WHAT THE EXERCISE ASKS
Skip any picture you find and retype all the remaining lines exactly.

RECORDS FOR THIS EXERCISE
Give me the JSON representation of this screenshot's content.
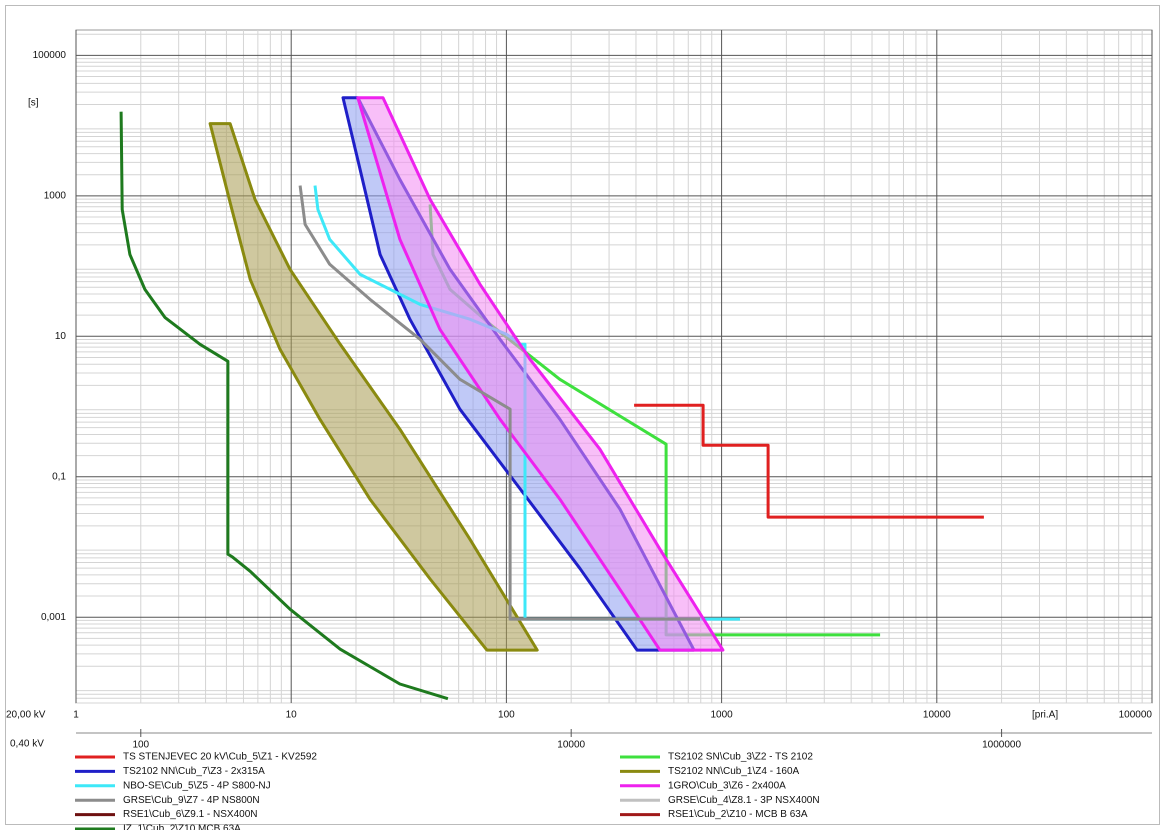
{
  "chart_data": {
    "type": "line",
    "x_label": "[pri.A]",
    "y_unit": "[s]",
    "x_axis_label": "20,00 kV",
    "x2_axis_label": "0,40 kV",
    "log_x": true,
    "log_y": true,
    "grid": true,
    "xlim": [
      1,
      100000
    ],
    "xticks": [
      1,
      10,
      100,
      1000,
      10000,
      100000
    ],
    "x2lim": [
      50,
      5000000
    ],
    "x2ticks": [
      100,
      10000,
      1000000
    ],
    "ylim": [
      6e-05,
      230000
    ],
    "yticks": [
      {
        "value": 0.001,
        "label": "0,001"
      },
      {
        "value": 0.1,
        "label": "0,1"
      },
      10,
      1000,
      100000
    ],
    "series": [
      {
        "name": "TS STENJEVEC 20 kV\\Cub_5\\Z1 - KV2592",
        "color": "#e02020",
        "x": [
          392,
          820,
          820,
          1644,
          1644,
          16560
        ],
        "values": [
          1.04,
          1.04,
          0.28,
          0.28,
          0.0266,
          0.0266
        ]
      },
      {
        "name": "TS2102 SN\\Cub_3\\Z2 - TS 2102",
        "color": "#3ee03e",
        "x": [
          44.2,
          45.6,
          54.7,
          84,
          177,
          552,
          552,
          5450
        ],
        "values": [
          755,
          146,
          46.6,
          14.8,
          2.44,
          0.291,
          0.00056,
          0.00056
        ]
      },
      {
        "name": "TS2102 NN\\Cub_7\\Z3 - 2x315A",
        "color": "#1f1fc8",
        "fill": "#8d9cf0",
        "x": [
          17.4,
          20.4,
          32,
          54.7,
          93.4,
          177,
          337,
          744,
          405,
          220,
          116,
          60.8,
          35.6,
          25.9,
          20.9
        ],
        "values": [
          25000,
          25000,
          1710,
          90,
          9.06,
          0.66,
          0.0346,
          0.00034,
          0.00034,
          0.0049,
          0.0667,
          0.915,
          17.5,
          146,
          2370
        ]
      },
      {
        "name": "TS2102 NN\\Cub_1\\Z4 - 160A",
        "color": "#8a8a10",
        "fill": "#a89a50",
        "x": [
          4.2,
          5.2,
          6.79,
          9.87,
          16.9,
          32,
          67.7,
          139,
          81.2,
          44.2,
          23.2,
          13.6,
          8.87,
          6.45,
          5.3
        ],
        "values": [
          10700,
          10700,
          889,
          90,
          7.7,
          0.475,
          0.0129,
          0.00034,
          0.00034,
          0.0035,
          0.048,
          0.66,
          6.53,
          64.7,
          640
        ]
      },
      {
        "name": "NBO-SE\\Cub_5\\Z5 - 4P S800-NJ",
        "color": "#3ee8f8",
        "x": [
          12.9,
          13.3,
          15.1,
          20.9,
          39.7,
          67.7,
          100,
          116,
          122,
          122,
          1217
        ],
        "values": [
          1400,
          640,
          240,
          76,
          28.5,
          17.5,
          10.7,
          7.7,
          7.7,
          0.00094,
          0.00094
        ]
      },
      {
        "name": "1GRO\\Cub_3\\Z6 - 2x400A",
        "color": "#ee22ee",
        "fill": "#f38af3",
        "x": [
          20.4,
          26.7,
          44.2,
          75.4,
          128.7,
          272,
          517,
          1014,
          517,
          337,
          177,
          93.4,
          49.1,
          32
        ],
        "values": [
          25000,
          25000,
          889,
          55,
          4.7,
          0.247,
          0.0093,
          0.00034,
          0.00034,
          0.0025,
          0.048,
          0.66,
          12.6,
          240
        ]
      },
      {
        "name": "GRSE\\Cub_9\\Z7 - 4P NS800N",
        "color": "#8c8c8c",
        "x": [
          11,
          11.6,
          15.1,
          23.2,
          39.7,
          60.8,
          104,
          104,
          794
        ],
        "values": [
          1400,
          392,
          106,
          33.6,
          9.06,
          2.44,
          0.915,
          0.00094,
          0.00094
        ]
      },
      {
        "name": "GRSE\\Cub_4\\Z8.1 - 3P NSX400N",
        "color": "#c0c0c0",
        "x": [],
        "values": []
      },
      {
        "name": "RSE1\\Cub_6\\Z9.1 - NSX400N",
        "color": "#6e1010",
        "x": [],
        "values": []
      },
      {
        "name": "RSE1\\Cub_2\\Z10 - MCB B 63A",
        "color": "#a01818",
        "x": [],
        "values": []
      },
      {
        "name": "IZ_1\\Cub_2\\Z10 MCB 63A",
        "color": "#1e7a1e",
        "x": [
          1.62,
          1.64,
          1.78,
          2.09,
          2.59,
          3.77,
          5.08,
          5.08,
          5.3,
          6.45,
          9.87,
          16.9,
          32,
          53.5
        ],
        "values": [
          15800,
          640,
          146,
          46.6,
          18.6,
          7.7,
          4.4,
          0.0079,
          0.0073,
          0.0045,
          0.0013,
          0.00035,
          0.000112,
          6.9e-05
        ]
      }
    ]
  }
}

RESPONSE TO THE TASK
Give me the JSON representation of this screenshot's content.
{
  "chart_data": {
    "type": "line",
    "x_label": "[pri.A]",
    "y_unit": "[s]",
    "x_axis_label": "20,00 kV",
    "x2_axis_label": "0,40 kV",
    "log_x": true,
    "log_y": true,
    "grid": true,
    "xlim": [
      1,
      100000
    ],
    "xticks": [
      1,
      10,
      100,
      1000,
      10000,
      100000
    ],
    "x2lim": [
      50,
      5000000
    ],
    "x2ticks": [
      100,
      10000,
      1000000
    ],
    "ylim": [
      6e-05,
      230000
    ],
    "yticks": [
      {
        "value": 0.001,
        "label": "0,001"
      },
      {
        "value": 0.1,
        "label": "0,1"
      },
      10,
      1000,
      100000
    ],
    "series": [
      {
        "name": "TS STENJEVEC 20 kV\\Cub_5\\Z1 - KV2592",
        "color": "#e02020",
        "x": [
          392,
          820,
          820,
          1644,
          1644,
          16560
        ],
        "values": [
          1.04,
          1.04,
          0.28,
          0.28,
          0.0266,
          0.0266
        ]
      },
      {
        "name": "TS2102 SN\\Cub_3\\Z2 - TS 2102",
        "color": "#3ee03e",
        "x": [
          44.2,
          45.6,
          54.7,
          84,
          177,
          552,
          552,
          5450
        ],
        "values": [
          755,
          146,
          46.6,
          14.8,
          2.44,
          0.291,
          0.00056,
          0.00056
        ]
      },
      {
        "name": "TS2102 NN\\Cub_7\\Z3 - 2x315A",
        "color": "#1f1fc8",
        "fill": "#8d9cf0",
        "x": [
          17.4,
          20.4,
          32,
          54.7,
          93.4,
          177,
          337,
          744,
          405,
          220,
          116,
          60.8,
          35.6,
          25.9,
          20.9
        ],
        "values": [
          25000,
          25000,
          1710,
          90,
          9.06,
          0.66,
          0.0346,
          0.00034,
          0.00034,
          0.0049,
          0.0667,
          0.915,
          17.5,
          146,
          2370
        ]
      },
      {
        "name": "TS2102 NN\\Cub_1\\Z4 - 160A",
        "color": "#8a8a10",
        "fill": "#a89a50",
        "x": [
          4.2,
          5.2,
          6.79,
          9.87,
          16.9,
          32,
          67.7,
          139,
          81.2,
          44.2,
          23.2,
          13.6,
          8.87,
          6.45,
          5.3
        ],
        "values": [
          10700,
          10700,
          889,
          90,
          7.7,
          0.475,
          0.0129,
          0.00034,
          0.00034,
          0.0035,
          0.048,
          0.66,
          6.53,
          64.7,
          640
        ]
      },
      {
        "name": "NBO-SE\\Cub_5\\Z5 - 4P S800-NJ",
        "color": "#3ee8f8",
        "x": [
          12.9,
          13.3,
          15.1,
          20.9,
          39.7,
          67.7,
          100,
          116,
          122,
          122,
          1217
        ],
        "values": [
          1400,
          640,
          240,
          76,
          28.5,
          17.5,
          10.7,
          7.7,
          7.7,
          0.00094,
          0.00094
        ]
      },
      {
        "name": "1GRO\\Cub_3\\Z6 - 2x400A",
        "color": "#ee22ee",
        "fill": "#f38af3",
        "x": [
          20.4,
          26.7,
          44.2,
          75.4,
          128.7,
          272,
          517,
          1014,
          517,
          337,
          177,
          93.4,
          49.1,
          32
        ],
        "values": [
          25000,
          25000,
          889,
          55,
          4.7,
          0.247,
          0.0093,
          0.00034,
          0.00034,
          0.0025,
          0.048,
          0.66,
          12.6,
          240
        ]
      },
      {
        "name": "GRSE\\Cub_9\\Z7 - 4P NS800N",
        "color": "#8c8c8c",
        "x": [
          11,
          11.6,
          15.1,
          23.2,
          39.7,
          60.8,
          104,
          104,
          794
        ],
        "values": [
          1400,
          392,
          106,
          33.6,
          9.06,
          2.44,
          0.915,
          0.00094,
          0.00094
        ]
      },
      {
        "name": "GRSE\\Cub_4\\Z8.1 - 3P NSX400N",
        "color": "#c0c0c0",
        "x": [],
        "values": []
      },
      {
        "name": "RSE1\\Cub_6\\Z9.1 - NSX400N",
        "color": "#6e1010",
        "x": [],
        "values": []
      },
      {
        "name": "RSE1\\Cub_2\\Z10 - MCB B 63A",
        "color": "#a01818",
        "x": [],
        "values": []
      },
      {
        "name": "IZ_1\\Cub_2\\Z10 MCB 63A",
        "color": "#1e7a1e",
        "x": [
          1.62,
          1.64,
          1.78,
          2.09,
          2.59,
          3.77,
          5.08,
          5.08,
          5.3,
          6.45,
          9.87,
          16.9,
          32,
          53.5
        ],
        "values": [
          15800,
          640,
          146,
          46.6,
          18.6,
          7.7,
          4.4,
          0.0079,
          0.0073,
          0.0045,
          0.0013,
          0.00035,
          0.000112,
          6.9e-05
        ]
      }
    ]
  }
}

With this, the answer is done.